§ Task instructions:
Look through the data below. Pick out the lines holding the string "Rowan".

§ Provided material:
★ ★ ★ ★
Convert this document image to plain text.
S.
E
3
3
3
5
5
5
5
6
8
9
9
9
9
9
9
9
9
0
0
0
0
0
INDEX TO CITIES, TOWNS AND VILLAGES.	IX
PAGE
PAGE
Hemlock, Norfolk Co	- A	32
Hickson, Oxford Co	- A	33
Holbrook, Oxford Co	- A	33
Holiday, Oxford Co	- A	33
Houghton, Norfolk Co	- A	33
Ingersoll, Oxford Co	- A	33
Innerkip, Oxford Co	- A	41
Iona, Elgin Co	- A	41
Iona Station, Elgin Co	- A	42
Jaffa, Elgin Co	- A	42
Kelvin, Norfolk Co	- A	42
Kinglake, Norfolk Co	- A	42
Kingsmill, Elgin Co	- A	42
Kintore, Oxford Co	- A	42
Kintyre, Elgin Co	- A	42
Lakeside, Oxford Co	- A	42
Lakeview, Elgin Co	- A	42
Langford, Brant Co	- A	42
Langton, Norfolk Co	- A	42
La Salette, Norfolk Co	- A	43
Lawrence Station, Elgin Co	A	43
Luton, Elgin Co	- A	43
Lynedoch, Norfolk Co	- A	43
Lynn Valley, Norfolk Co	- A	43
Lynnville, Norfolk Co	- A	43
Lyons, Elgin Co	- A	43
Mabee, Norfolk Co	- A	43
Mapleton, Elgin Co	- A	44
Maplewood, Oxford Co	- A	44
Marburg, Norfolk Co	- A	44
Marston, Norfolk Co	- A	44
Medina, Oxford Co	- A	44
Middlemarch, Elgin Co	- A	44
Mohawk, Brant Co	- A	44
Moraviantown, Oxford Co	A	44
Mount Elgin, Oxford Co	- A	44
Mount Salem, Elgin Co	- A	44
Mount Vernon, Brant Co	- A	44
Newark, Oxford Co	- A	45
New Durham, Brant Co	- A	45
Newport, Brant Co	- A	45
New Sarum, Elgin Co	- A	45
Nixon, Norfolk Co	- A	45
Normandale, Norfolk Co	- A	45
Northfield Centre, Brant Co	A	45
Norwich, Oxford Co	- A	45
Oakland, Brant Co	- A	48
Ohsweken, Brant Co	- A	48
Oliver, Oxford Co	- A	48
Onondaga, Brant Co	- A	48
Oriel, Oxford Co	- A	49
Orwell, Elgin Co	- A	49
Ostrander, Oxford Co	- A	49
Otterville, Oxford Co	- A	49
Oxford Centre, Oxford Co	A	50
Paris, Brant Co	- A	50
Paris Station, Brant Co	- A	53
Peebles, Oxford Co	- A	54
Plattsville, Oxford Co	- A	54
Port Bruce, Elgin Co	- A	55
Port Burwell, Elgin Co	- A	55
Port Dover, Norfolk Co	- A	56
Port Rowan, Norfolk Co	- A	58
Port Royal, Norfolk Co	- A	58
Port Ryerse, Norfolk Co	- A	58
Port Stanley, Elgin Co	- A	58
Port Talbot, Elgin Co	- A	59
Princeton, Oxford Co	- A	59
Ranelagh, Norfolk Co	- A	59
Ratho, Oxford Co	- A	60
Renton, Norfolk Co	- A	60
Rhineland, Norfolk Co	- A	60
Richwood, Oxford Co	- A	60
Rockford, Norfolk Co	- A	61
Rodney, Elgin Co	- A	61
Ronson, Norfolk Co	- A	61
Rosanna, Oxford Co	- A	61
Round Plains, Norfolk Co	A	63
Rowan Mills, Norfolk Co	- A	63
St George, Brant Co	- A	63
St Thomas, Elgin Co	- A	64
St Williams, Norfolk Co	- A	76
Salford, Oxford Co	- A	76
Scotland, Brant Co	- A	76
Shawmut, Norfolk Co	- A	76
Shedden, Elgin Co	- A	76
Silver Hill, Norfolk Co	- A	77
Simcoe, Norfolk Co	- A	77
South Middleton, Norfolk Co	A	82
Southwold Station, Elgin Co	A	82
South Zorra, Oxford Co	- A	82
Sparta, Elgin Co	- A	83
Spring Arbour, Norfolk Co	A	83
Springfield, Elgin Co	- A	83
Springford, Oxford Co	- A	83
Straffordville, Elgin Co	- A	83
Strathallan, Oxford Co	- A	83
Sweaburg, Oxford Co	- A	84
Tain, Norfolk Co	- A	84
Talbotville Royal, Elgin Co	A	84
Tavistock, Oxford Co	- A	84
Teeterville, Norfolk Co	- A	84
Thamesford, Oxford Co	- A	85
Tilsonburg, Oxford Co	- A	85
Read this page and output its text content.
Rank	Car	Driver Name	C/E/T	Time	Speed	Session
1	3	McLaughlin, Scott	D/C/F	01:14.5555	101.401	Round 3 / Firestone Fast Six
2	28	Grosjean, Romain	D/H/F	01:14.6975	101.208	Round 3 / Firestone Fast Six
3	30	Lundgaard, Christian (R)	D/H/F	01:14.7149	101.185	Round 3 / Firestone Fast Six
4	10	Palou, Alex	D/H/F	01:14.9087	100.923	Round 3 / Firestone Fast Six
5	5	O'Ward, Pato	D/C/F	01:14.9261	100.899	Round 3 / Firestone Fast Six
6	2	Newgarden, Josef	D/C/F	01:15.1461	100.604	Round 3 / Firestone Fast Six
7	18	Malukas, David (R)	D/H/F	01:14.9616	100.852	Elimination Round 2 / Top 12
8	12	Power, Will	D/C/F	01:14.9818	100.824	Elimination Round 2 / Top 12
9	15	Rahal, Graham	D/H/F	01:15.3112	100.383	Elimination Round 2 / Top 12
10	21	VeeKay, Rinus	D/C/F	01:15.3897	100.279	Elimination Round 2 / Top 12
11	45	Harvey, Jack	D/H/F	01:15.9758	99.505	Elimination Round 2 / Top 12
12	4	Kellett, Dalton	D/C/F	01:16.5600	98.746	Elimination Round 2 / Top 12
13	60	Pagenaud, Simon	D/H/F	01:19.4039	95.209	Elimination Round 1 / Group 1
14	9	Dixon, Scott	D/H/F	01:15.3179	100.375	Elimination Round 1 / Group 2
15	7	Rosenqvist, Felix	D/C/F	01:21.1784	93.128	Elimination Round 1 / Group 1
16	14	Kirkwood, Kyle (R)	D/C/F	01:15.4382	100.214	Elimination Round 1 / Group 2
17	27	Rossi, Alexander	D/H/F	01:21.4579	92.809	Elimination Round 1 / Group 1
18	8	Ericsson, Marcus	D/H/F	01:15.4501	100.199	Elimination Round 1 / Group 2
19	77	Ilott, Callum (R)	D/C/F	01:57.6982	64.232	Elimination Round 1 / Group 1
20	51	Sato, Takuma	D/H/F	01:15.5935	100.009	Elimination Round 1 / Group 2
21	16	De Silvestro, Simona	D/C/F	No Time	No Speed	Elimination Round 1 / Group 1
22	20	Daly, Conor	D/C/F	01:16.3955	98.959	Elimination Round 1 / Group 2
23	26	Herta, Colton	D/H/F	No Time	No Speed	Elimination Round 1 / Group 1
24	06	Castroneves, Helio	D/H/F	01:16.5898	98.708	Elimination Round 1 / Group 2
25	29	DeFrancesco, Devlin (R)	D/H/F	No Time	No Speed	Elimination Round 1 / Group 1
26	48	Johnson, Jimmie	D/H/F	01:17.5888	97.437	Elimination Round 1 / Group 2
★ ★ ★ ★
§ Result of this exercise:
Port Rowan, Norfolk Co	- A	58
Rowan Mills, Norfolk Co	- A	63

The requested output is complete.